» **Task to carry out**
Extract every line that contains the string "permitindo".

(Data records)
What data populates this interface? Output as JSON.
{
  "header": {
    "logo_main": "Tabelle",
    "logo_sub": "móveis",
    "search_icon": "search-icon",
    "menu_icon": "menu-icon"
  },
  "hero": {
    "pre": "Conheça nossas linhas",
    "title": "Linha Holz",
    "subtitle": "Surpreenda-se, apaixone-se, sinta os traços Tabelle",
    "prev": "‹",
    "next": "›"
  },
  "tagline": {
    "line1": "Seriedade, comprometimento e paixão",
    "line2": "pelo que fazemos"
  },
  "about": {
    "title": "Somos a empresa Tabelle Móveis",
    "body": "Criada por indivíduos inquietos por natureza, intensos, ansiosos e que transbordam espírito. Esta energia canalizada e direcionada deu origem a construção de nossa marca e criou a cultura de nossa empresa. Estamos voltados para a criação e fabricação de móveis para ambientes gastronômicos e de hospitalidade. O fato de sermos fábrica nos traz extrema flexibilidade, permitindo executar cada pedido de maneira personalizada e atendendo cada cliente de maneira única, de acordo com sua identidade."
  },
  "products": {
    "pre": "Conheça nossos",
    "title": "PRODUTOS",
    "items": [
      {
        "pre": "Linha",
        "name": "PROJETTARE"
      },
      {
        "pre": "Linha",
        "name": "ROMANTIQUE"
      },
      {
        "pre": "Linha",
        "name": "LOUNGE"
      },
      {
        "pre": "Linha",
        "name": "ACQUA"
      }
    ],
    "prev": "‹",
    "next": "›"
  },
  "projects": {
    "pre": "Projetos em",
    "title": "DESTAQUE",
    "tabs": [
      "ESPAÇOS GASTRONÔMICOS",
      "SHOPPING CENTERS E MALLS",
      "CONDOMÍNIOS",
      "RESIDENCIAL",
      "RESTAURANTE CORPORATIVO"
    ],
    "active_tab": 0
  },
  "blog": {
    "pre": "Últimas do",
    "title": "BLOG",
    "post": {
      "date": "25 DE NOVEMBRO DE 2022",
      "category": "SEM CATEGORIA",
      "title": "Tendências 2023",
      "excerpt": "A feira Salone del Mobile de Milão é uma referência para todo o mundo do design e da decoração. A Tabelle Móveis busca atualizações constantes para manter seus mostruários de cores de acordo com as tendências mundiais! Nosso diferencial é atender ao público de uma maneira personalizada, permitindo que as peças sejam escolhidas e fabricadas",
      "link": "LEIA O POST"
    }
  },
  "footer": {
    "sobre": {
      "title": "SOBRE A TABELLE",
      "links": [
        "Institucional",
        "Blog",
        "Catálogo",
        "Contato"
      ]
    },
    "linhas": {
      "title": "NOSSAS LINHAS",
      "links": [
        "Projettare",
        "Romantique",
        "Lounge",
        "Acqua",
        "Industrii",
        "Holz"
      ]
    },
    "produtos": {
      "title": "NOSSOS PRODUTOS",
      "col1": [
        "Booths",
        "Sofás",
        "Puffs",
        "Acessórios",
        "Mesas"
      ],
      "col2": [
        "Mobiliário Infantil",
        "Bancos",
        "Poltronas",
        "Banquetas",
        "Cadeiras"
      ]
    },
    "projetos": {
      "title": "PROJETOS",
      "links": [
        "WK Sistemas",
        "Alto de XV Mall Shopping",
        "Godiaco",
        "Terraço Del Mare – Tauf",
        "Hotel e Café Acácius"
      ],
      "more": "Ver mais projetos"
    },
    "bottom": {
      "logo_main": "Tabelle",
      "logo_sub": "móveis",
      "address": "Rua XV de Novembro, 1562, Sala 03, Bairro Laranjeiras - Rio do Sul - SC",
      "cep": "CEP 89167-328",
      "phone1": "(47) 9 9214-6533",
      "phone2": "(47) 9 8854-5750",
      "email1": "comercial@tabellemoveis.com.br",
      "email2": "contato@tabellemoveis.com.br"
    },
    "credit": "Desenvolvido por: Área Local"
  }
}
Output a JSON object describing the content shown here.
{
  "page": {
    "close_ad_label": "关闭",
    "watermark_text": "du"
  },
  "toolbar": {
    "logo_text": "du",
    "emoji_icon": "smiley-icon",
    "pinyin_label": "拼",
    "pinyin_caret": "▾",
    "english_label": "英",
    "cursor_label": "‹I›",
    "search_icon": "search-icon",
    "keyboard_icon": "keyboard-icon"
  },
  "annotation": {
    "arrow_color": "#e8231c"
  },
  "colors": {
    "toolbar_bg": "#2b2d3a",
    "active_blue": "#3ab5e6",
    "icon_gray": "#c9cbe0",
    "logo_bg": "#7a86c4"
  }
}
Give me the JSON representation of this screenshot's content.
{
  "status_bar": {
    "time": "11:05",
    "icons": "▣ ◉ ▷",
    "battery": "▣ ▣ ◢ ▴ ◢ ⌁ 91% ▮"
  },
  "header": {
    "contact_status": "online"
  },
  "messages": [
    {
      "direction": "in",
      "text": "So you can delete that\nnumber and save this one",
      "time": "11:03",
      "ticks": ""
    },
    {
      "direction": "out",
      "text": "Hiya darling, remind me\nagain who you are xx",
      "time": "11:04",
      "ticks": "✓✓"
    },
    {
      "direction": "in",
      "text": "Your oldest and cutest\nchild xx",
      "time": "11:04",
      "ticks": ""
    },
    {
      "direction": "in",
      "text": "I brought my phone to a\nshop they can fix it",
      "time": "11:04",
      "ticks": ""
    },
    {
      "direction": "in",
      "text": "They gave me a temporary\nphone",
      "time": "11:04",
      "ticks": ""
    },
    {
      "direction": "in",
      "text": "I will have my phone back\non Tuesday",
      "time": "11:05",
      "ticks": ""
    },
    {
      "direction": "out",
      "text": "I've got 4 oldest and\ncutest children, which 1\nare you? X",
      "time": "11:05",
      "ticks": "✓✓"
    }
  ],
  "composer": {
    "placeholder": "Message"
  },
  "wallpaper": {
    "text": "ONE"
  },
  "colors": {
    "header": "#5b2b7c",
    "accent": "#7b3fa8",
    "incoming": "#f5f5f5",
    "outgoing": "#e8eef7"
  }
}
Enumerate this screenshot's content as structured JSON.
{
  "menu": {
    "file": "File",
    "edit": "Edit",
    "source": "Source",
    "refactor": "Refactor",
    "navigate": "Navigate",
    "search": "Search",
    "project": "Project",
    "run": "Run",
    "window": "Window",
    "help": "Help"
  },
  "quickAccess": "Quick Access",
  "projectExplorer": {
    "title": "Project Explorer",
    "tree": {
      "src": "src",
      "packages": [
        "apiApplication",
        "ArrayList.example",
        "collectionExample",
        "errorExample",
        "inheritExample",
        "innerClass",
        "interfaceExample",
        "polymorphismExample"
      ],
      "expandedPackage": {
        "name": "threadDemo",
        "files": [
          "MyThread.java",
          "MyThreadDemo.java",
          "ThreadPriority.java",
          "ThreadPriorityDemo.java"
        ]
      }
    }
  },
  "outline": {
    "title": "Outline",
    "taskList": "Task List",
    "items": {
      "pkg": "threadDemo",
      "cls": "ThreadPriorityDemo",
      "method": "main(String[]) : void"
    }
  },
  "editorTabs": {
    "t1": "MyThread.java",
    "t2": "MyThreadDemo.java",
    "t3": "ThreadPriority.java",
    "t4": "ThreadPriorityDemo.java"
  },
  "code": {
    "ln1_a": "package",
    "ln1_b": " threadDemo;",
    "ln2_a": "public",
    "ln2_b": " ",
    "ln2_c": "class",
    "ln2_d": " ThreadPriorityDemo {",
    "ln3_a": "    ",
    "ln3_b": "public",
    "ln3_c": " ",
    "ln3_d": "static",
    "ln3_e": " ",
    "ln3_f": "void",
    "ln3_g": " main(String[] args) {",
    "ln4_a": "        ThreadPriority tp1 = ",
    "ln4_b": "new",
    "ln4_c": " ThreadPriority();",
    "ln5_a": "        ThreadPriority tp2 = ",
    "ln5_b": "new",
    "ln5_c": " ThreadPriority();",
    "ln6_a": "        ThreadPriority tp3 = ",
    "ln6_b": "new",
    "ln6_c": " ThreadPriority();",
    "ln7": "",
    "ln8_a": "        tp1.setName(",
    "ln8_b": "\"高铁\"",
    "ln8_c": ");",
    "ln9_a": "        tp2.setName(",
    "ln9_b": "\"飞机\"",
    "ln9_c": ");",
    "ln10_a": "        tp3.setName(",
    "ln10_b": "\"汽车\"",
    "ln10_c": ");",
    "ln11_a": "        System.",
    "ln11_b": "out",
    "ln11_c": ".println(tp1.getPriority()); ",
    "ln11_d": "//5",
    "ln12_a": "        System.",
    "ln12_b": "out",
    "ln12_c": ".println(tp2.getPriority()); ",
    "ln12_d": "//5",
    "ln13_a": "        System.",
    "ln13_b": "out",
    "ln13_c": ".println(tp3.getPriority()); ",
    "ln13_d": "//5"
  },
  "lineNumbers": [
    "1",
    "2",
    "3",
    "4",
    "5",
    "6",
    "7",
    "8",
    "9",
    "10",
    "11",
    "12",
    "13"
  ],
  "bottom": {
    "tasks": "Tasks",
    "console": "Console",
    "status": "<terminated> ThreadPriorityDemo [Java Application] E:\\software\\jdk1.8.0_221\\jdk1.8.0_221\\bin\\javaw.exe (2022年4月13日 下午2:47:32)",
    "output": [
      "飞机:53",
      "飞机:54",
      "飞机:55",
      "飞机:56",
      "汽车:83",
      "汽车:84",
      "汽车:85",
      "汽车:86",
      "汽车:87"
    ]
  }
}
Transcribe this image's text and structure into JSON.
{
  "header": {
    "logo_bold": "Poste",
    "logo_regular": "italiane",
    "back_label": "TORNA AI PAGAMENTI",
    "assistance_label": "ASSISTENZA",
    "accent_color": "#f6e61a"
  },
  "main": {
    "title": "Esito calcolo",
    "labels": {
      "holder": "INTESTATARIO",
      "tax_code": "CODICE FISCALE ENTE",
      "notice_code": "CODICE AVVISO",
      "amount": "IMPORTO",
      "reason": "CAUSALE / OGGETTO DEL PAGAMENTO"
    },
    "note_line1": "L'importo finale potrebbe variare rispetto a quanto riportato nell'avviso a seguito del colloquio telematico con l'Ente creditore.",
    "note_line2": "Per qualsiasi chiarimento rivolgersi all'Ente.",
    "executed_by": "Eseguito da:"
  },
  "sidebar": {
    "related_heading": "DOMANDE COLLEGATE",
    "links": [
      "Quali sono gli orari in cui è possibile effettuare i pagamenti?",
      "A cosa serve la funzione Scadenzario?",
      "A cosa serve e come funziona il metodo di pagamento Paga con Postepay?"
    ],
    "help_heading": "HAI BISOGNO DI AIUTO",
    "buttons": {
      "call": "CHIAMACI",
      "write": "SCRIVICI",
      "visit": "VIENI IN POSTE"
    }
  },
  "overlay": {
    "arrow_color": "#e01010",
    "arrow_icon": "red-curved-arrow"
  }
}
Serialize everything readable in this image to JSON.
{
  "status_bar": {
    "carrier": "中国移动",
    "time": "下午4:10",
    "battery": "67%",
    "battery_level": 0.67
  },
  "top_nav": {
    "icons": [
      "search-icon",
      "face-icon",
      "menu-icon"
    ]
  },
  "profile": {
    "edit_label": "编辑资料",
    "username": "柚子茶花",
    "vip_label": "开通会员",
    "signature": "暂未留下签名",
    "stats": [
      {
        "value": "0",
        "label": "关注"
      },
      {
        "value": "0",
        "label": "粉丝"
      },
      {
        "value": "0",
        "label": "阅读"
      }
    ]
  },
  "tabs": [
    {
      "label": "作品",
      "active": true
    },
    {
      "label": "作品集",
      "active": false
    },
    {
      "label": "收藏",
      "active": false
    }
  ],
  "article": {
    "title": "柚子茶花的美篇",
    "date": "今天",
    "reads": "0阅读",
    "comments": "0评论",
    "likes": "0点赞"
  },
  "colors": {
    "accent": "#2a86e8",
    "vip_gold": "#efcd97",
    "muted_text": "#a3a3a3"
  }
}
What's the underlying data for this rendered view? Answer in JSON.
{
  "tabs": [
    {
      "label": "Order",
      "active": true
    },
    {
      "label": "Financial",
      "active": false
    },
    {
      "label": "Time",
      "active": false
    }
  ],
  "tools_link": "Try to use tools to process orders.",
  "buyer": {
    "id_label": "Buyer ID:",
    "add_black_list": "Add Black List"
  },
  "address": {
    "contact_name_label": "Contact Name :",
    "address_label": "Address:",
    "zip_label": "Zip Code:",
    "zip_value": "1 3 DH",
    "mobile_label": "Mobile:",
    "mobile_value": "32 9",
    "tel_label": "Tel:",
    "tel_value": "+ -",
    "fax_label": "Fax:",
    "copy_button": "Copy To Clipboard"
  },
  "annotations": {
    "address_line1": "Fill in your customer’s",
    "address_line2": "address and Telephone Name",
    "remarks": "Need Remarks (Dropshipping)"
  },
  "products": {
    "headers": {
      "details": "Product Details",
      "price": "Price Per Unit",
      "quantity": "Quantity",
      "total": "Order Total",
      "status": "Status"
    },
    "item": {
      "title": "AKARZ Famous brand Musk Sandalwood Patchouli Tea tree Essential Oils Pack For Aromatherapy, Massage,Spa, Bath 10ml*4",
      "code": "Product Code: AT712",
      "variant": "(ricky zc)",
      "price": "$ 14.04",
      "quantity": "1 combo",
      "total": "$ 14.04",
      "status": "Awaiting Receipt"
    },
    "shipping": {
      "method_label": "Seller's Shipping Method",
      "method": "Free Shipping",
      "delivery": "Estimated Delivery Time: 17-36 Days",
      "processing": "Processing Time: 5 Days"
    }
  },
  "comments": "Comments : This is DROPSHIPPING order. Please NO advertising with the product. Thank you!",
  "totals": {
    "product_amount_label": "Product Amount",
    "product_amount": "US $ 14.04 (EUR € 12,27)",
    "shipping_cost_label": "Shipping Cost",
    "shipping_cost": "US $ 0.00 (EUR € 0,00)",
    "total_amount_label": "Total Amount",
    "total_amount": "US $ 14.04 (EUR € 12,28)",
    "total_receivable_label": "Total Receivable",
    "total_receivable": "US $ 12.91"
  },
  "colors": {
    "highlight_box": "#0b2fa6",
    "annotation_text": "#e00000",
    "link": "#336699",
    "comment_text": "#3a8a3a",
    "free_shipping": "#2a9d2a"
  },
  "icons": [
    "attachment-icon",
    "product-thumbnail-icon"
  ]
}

» **Right answer**
    "body": "Criada por indivíduos inquietos por natureza, intensos, ansiosos e que transbordam espírito. Esta energia canalizada e direcionada deu origem a construção de nossa marca e criou a cultura de nossa empresa. Estamos voltados para a criação e fabricação de móveis para ambientes gastronômicos e de hospitalidade. O fato de sermos fábrica nos traz extrema flexibilidade, permitindo executar cada pedido de maneira personalizada e atendendo cada cliente de maneira única, de acordo com sua identidade."
      "excerpt": "A feira Salone del Mobile de Milão é uma referência para todo o mundo do design e da decoração. A Tabelle Móveis busca atualizações constantes para manter seus mostruários de cores de acordo com as tendências mundiais! Nosso diferencial é atender ao público de uma maneira personalizada, permitindo que as peças sejam escolhidas e fabricadas",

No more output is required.